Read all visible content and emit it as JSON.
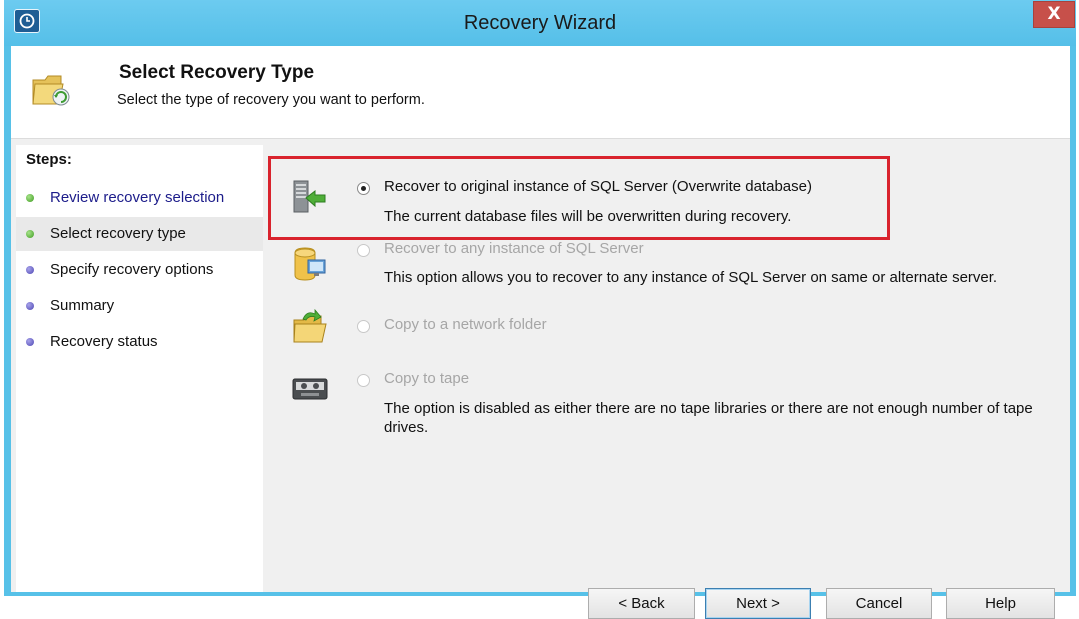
{
  "window": {
    "title": "Recovery Wizard",
    "close_label": "X"
  },
  "header": {
    "title": "Select Recovery Type",
    "subtitle": "Select the type of recovery you want to perform."
  },
  "steps": {
    "heading": "Steps:",
    "items": [
      {
        "label": "Review recovery selection",
        "state": "completed-link"
      },
      {
        "label": "Select recovery type",
        "state": "current"
      },
      {
        "label": "Specify recovery options",
        "state": "pending"
      },
      {
        "label": "Summary",
        "state": "pending"
      },
      {
        "label": "Recovery status",
        "state": "pending"
      }
    ]
  },
  "options": [
    {
      "icon": "server-restore-icon",
      "label": "Recover to original instance of SQL Server (Overwrite database)",
      "description": "The current database files will be overwritten during recovery.",
      "selected": true,
      "enabled": true
    },
    {
      "icon": "database-server-icon",
      "label": "Recover to any instance of SQL Server",
      "description": "This option allows you to recover to any instance of SQL Server on same or alternate server.",
      "selected": false,
      "enabled": false
    },
    {
      "icon": "network-folder-icon",
      "label": "Copy to a network folder",
      "description": "",
      "selected": false,
      "enabled": false
    },
    {
      "icon": "tape-icon",
      "label": "Copy to tape",
      "description": "The option is disabled as either there are no tape libraries or there are not enough number of tape drives.",
      "selected": false,
      "enabled": false
    }
  ],
  "buttons": {
    "back": "< Back",
    "next": "Next >",
    "cancel": "Cancel",
    "help": "Help"
  },
  "colors": {
    "titlebar": "#57c1e8",
    "close": "#c7504a",
    "highlight_box": "#d9232d",
    "step_link": "#1c1c8a",
    "step_done_dot": "#3f9c21",
    "step_pending_dot": "#4d46b3"
  }
}
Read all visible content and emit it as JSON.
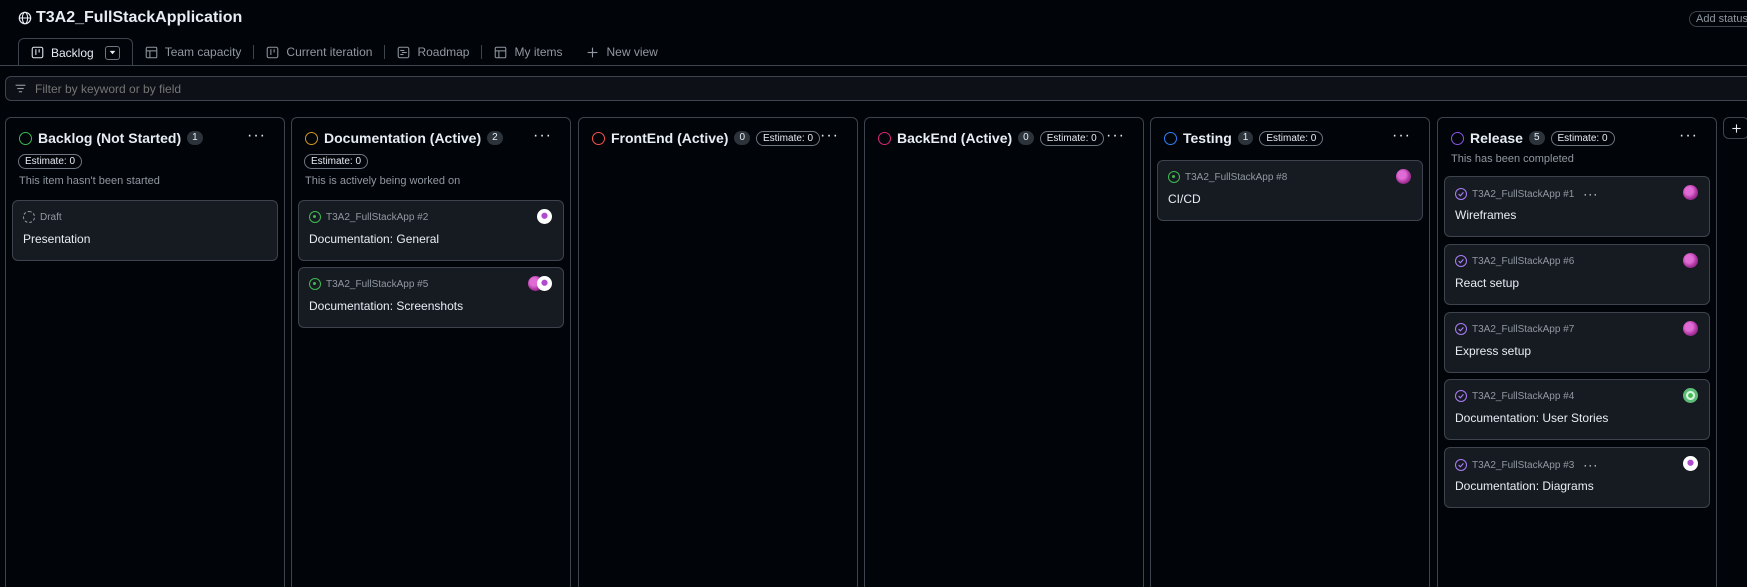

■ WRITTEN TASK ■
Leave out the pictures and output every record above precisely as given.

■ ANSWER TO THIS PROBLEM ■
Read all visible content and emit it as JSON.
{
  "window": {
    "title": "Recovery Wizard",
    "close_label": "X"
  },
  "header": {
    "title": "Select Recovery Type",
    "subtitle": "Select the type of recovery you want to perform."
  },
  "steps": {
    "heading": "Steps:",
    "items": [
      {
        "label": "Review recovery selection",
        "state": "completed-link"
      },
      {
        "label": "Select recovery type",
        "state": "current"
      },
      {
        "label": "Specify recovery options",
        "state": "pending"
      },
      {
        "label": "Summary",
        "state": "pending"
      },
      {
        "label": "Recovery status",
        "state": "pending"
      }
    ]
  },
  "options": [
    {
      "icon": "server-restore-icon",
      "label": "Recover to original instance of SQL Server (Overwrite database)",
      "description": "The current database files will be overwritten during recovery.",
      "selected": true,
      "enabled": true
    },
    {
      "icon": "database-server-icon",
      "label": "Recover to any instance of SQL Server",
      "description": "This option allows you to recover to any instance of SQL Server on same or alternate server.",
      "selected": false,
      "enabled": false
    },
    {
      "icon": "network-folder-icon",
      "label": "Copy to a network folder",
      "description": "",
      "selected": false,
      "enabled": false
    },
    {
      "icon": "tape-icon",
      "label": "Copy to tape",
      "description": "The option is disabled as either there are no tape libraries or there are not enough number of tape drives.",
      "selected": false,
      "enabled": false
    }
  ],
  "buttons": {
    "back": "< Back",
    "next": "Next >",
    "cancel": "Cancel",
    "help": "Help"
  },
  "colors": {
    "titlebar": "#57c1e8",
    "close": "#c7504a",
    "highlight_box": "#d9232d",
    "step_link": "#1c1c8a",
    "step_done_dot": "#3f9c21",
    "step_pending_dot": "#4d46b3"
  }
}
Read all visible content and emit it as JSON.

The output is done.